Extracted information:
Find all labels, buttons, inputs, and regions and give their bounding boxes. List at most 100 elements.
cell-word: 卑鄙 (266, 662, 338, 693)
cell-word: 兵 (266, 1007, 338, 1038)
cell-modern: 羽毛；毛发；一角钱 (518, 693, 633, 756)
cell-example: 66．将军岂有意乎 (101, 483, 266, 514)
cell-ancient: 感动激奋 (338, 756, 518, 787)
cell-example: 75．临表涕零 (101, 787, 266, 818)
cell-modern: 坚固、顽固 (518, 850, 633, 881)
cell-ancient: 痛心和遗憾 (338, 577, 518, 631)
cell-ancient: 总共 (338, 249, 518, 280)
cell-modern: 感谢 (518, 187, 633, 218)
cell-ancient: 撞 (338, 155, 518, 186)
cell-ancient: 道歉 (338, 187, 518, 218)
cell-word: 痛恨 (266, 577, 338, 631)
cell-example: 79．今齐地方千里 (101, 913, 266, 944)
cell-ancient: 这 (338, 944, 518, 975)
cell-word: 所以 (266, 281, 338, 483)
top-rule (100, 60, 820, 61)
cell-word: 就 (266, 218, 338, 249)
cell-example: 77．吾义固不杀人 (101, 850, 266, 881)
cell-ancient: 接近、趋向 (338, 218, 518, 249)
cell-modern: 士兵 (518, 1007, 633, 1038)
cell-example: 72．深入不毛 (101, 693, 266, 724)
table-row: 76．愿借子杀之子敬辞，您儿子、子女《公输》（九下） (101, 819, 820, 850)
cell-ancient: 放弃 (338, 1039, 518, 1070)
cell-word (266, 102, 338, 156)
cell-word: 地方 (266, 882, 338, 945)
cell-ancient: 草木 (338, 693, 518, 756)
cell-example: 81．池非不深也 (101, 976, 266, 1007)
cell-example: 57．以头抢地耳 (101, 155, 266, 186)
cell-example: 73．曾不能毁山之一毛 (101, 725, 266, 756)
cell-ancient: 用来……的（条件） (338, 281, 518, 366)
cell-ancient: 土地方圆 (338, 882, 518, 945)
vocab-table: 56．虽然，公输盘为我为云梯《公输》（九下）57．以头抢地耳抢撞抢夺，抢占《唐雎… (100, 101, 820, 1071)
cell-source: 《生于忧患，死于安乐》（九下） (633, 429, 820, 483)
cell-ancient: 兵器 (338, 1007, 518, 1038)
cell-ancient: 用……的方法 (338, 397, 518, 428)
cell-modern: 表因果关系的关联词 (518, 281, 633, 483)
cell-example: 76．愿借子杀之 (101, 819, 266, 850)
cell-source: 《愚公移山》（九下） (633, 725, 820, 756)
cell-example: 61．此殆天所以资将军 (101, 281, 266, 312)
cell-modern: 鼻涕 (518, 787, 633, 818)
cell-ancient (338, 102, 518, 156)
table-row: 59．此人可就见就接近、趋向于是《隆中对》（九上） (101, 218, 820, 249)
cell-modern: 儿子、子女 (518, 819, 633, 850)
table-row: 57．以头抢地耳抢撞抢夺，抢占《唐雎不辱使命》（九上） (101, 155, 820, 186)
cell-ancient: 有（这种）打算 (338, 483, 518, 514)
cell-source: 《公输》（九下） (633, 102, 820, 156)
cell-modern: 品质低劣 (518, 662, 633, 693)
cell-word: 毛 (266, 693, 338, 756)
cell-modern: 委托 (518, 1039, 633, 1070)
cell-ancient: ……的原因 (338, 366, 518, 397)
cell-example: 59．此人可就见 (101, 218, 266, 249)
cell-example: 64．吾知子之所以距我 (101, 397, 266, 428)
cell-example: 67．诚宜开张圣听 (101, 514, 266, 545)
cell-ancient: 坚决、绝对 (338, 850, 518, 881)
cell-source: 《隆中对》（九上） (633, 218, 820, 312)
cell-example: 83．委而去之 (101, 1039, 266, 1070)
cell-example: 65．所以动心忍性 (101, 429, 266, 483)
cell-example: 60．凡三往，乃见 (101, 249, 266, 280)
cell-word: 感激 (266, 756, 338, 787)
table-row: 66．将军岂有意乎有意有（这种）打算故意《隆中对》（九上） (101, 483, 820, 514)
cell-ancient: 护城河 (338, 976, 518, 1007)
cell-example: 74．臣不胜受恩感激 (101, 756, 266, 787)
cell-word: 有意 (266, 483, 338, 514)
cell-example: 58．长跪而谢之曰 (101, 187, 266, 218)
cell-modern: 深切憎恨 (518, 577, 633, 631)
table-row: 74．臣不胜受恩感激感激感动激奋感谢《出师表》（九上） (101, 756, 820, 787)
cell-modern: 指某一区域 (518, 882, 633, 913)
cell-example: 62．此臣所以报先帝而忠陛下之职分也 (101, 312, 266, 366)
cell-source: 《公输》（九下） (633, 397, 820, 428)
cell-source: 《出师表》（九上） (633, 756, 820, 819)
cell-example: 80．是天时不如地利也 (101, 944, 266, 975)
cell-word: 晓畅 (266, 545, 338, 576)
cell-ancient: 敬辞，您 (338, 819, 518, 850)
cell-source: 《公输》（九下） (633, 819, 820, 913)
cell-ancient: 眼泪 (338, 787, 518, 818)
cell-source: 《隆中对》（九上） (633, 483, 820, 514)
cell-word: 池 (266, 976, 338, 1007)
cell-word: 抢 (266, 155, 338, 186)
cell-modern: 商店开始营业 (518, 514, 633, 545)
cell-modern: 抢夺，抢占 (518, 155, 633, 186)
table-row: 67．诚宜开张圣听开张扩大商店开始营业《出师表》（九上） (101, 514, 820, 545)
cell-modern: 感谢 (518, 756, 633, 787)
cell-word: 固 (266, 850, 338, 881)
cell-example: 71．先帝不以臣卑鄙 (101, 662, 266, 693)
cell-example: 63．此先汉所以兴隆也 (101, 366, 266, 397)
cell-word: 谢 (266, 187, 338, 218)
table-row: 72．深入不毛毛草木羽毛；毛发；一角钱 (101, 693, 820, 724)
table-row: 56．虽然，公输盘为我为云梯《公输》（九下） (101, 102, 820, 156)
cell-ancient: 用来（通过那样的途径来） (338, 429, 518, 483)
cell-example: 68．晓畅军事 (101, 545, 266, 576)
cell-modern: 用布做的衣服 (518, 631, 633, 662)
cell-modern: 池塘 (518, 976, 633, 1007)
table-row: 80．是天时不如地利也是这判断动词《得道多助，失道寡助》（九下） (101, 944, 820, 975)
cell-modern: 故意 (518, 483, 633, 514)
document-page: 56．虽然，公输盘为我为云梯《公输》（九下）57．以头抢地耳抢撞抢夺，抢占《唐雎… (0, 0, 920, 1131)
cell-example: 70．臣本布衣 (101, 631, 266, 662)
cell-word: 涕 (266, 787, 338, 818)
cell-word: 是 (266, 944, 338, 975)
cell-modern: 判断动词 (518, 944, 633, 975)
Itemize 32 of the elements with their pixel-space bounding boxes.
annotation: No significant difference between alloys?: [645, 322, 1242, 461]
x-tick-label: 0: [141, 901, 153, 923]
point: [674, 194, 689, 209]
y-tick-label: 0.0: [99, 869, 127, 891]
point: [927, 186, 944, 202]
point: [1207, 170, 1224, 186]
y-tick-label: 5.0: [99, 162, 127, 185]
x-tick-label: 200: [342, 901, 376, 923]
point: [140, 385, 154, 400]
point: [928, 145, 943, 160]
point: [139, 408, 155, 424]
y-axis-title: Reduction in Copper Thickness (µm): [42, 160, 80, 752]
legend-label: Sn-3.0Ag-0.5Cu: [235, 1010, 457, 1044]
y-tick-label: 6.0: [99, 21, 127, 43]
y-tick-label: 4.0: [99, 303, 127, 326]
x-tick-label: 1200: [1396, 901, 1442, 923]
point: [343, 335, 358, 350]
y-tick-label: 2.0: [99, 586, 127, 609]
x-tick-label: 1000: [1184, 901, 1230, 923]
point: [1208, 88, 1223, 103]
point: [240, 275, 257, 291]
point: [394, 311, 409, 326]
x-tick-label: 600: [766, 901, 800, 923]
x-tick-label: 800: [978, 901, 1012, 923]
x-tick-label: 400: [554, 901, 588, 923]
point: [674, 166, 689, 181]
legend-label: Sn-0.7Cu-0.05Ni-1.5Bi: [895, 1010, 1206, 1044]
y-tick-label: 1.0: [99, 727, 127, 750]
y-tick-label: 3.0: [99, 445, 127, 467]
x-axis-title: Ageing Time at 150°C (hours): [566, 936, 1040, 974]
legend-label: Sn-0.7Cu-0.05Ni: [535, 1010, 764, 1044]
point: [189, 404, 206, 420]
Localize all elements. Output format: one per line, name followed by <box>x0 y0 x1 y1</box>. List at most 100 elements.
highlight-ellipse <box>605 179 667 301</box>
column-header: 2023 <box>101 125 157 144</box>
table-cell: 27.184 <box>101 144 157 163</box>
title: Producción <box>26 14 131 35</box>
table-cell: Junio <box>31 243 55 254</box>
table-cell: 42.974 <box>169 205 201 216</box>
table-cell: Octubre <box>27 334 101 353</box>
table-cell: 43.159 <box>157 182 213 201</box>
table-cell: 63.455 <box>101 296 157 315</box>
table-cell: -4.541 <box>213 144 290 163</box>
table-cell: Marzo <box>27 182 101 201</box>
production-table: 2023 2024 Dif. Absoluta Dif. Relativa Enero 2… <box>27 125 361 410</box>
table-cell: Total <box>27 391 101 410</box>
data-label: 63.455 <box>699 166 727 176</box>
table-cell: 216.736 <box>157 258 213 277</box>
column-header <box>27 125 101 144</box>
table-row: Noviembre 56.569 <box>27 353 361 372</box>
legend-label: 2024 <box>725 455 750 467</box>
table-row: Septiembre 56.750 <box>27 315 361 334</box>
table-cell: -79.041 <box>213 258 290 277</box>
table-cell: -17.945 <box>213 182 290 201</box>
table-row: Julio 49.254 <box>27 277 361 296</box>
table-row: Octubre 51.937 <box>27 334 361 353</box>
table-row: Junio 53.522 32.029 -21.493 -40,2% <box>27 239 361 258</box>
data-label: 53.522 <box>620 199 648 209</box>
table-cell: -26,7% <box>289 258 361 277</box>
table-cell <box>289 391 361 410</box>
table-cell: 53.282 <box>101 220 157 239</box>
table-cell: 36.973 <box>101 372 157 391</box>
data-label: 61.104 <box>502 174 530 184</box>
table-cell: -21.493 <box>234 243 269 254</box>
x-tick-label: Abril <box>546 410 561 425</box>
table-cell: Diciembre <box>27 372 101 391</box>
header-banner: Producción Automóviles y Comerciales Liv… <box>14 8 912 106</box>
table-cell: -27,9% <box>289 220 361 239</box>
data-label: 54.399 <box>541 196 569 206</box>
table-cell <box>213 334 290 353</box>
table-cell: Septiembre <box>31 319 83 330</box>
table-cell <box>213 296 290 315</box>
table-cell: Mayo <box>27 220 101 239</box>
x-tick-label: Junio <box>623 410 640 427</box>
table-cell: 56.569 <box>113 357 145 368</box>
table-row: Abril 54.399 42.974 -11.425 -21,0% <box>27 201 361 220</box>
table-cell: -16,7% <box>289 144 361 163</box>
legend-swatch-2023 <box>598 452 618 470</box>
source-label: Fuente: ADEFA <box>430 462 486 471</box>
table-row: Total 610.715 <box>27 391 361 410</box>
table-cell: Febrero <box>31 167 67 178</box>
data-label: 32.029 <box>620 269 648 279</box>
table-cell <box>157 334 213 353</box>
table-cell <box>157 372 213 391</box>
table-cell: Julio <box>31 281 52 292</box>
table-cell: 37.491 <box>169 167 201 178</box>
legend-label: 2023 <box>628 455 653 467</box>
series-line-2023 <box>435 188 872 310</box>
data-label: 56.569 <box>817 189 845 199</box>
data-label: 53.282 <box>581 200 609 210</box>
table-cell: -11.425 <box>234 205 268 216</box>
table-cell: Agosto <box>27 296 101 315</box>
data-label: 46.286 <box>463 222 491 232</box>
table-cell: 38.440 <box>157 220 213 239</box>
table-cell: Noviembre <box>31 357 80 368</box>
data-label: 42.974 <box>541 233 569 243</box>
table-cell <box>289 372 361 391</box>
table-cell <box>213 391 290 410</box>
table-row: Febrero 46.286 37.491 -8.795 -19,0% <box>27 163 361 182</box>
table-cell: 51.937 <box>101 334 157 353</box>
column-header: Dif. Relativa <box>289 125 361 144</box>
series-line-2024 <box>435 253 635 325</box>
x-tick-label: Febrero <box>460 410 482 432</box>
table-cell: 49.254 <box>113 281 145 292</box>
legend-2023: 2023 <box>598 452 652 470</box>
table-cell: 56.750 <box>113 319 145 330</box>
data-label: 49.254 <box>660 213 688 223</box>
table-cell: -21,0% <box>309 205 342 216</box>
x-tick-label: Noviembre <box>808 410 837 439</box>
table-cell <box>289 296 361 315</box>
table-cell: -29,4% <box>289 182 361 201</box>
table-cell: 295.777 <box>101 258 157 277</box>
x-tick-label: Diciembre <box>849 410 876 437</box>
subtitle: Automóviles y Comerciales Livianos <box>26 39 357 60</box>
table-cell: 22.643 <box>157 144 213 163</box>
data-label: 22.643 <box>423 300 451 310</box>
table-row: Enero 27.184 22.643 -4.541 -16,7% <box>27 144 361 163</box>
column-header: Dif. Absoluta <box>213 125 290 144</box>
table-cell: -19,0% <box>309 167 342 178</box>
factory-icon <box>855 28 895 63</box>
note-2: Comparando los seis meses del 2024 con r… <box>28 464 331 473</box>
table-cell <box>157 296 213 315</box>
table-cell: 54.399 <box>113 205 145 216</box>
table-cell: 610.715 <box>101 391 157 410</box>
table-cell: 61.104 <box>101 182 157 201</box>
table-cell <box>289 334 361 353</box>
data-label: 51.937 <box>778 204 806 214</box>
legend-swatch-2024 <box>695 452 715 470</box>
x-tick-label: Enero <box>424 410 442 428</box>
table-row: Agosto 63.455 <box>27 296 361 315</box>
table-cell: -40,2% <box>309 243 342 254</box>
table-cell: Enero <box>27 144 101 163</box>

Exercise details:
Reproduce the records verbatim, beginning at the first line of the records and ending with the line that contains "top-rule (100, 60, 820, 61)", including that line.

Exercise output:
Find all labels, buttons, inputs, and regions and give their bounding boxes. List at most 100 elements.
cell-word: 卑鄙 (266, 662, 338, 693)
cell-word: 兵 (266, 1007, 338, 1038)
cell-modern: 羽毛；毛发；一角钱 (518, 693, 633, 756)
cell-example: 66．将军岂有意乎 (101, 483, 266, 514)
cell-ancient: 感动激奋 (338, 756, 518, 787)
cell-example: 75．临表涕零 (101, 787, 266, 818)
cell-modern: 坚固、顽固 (518, 850, 633, 881)
cell-ancient: 痛心和遗憾 (338, 577, 518, 631)
cell-ancient: 总共 (338, 249, 518, 280)
cell-modern: 感谢 (518, 187, 633, 218)
cell-ancient: 撞 (338, 155, 518, 186)
cell-ancient: 道歉 (338, 187, 518, 218)
cell-word: 痛恨 (266, 577, 338, 631)
cell-example: 79．今齐地方千里 (101, 913, 266, 944)
cell-ancient: 这 (338, 944, 518, 975)
cell-word: 所以 (266, 281, 338, 483)
top-rule (100, 60, 820, 61)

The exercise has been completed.